* [Task brief]: Leave out any pictures and transcribe all other data below exactly.

* [Records supplied]:
+===+

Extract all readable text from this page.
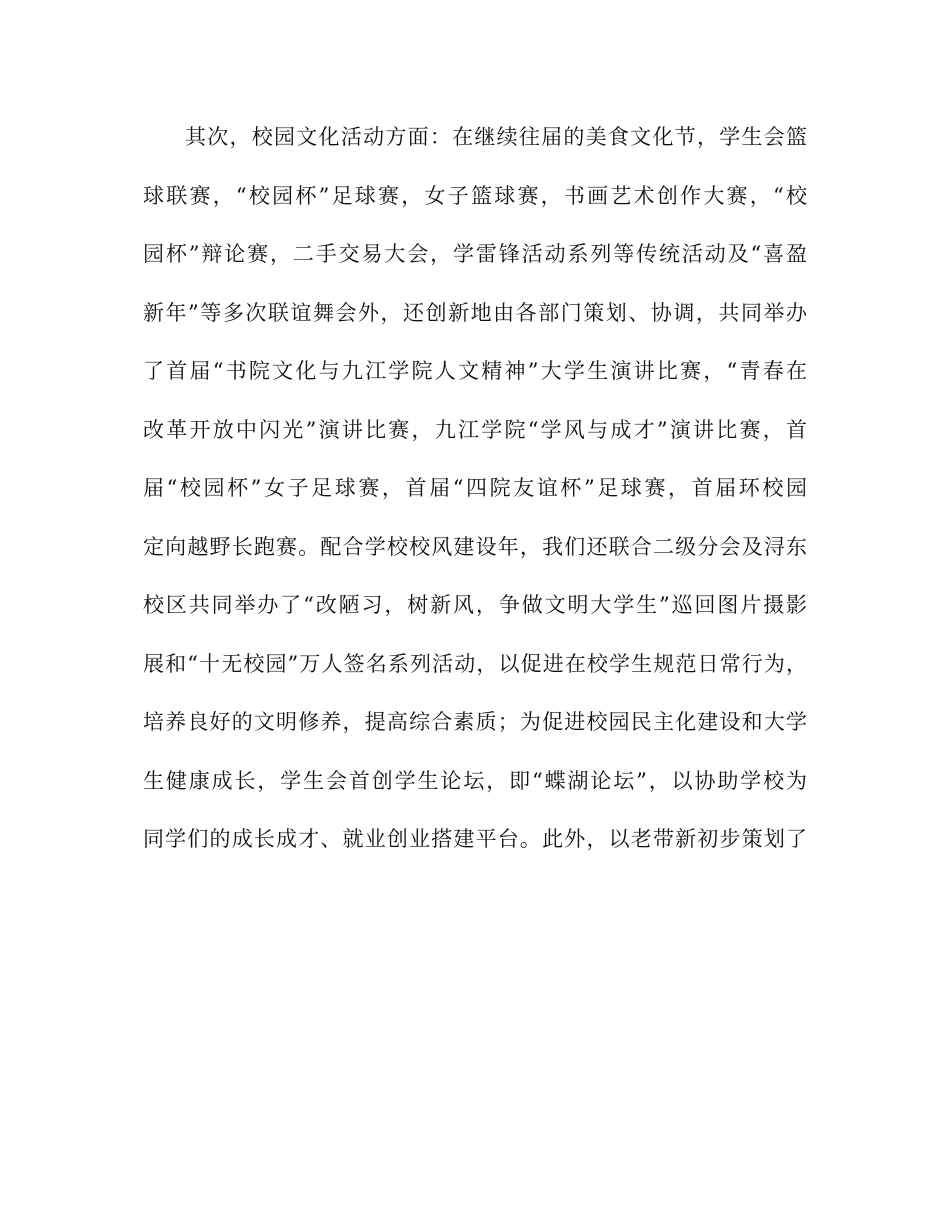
其次，校园文化活动方面：在继续往届的美食文化节，学生会篮
球联赛，“校园杯”足球赛，女子篮球赛，书画艺术创作大赛，“校
园杯”辩论赛，二手交易大会，学雷锋活动系列等传统活动及“喜盈
新年”等多次联谊舞会外，还创新地由各部门策划、协调，共同举办
了首届“书院文化与九江学院人文精神”大学生演讲比赛，“青春在
改革开放中闪光”演讲比赛，九江学院“学风与成才”演讲比赛，首
届“校园杯”女子足球赛，首届“四院友谊杯”足球赛，首届环校园
定向越野长跑赛。配合学校校风建设年，我们还联合二级分会及浔东
校区共同举办了“改陋习，树新风，争做文明大学生”巡回图片摄影
展和“十无校园”万人签名系列活动，以促进在校学生规范日常行为，
培养良好的文明修养，提高综合素质；为促进校园民主化建设和大学
生健康成长，学生会首创学生论坛，即“蝶湖论坛”，以协助学校为
同学们的成长成才、就业创业搭建平台。此外，以老带新初步策划了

+===+

* [Task solution]:
Extract all readable text from this page.
其次，校园文化活动方面：在继续往届的美食文化节，学生会篮
球联赛，“校园杯”足球赛，女子篮球赛，书画艺术创作大赛，“校
园杯”辩论赛，二手交易大会，学雷锋活动系列等传统活动及“喜盈
新年”等多次联谊舞会外，还创新地由各部门策划、协调，共同举办
了首届“书院文化与九江学院人文精神”大学生演讲比赛，“青春在
改革开放中闪光”演讲比赛，九江学院“学风与成才”演讲比赛，首
届“校园杯”女子足球赛，首届“四院友谊杯”足球赛，首届环校园
定向越野长跑赛。配合学校校风建设年，我们还联合二级分会及浔东
校区共同举办了“改陋习，树新风，争做文明大学生”巡回图片摄影
展和“十无校园”万人签名系列活动，以促进在校学生规范日常行为，
培养良好的文明修养，提高综合素质；为促进校园民主化建设和大学
生健康成长，学生会首创学生论坛，即“蝶湖论坛”，以协助学校为
同学们的成长成才、就业创业搭建平台。此外，以老带新初步策划了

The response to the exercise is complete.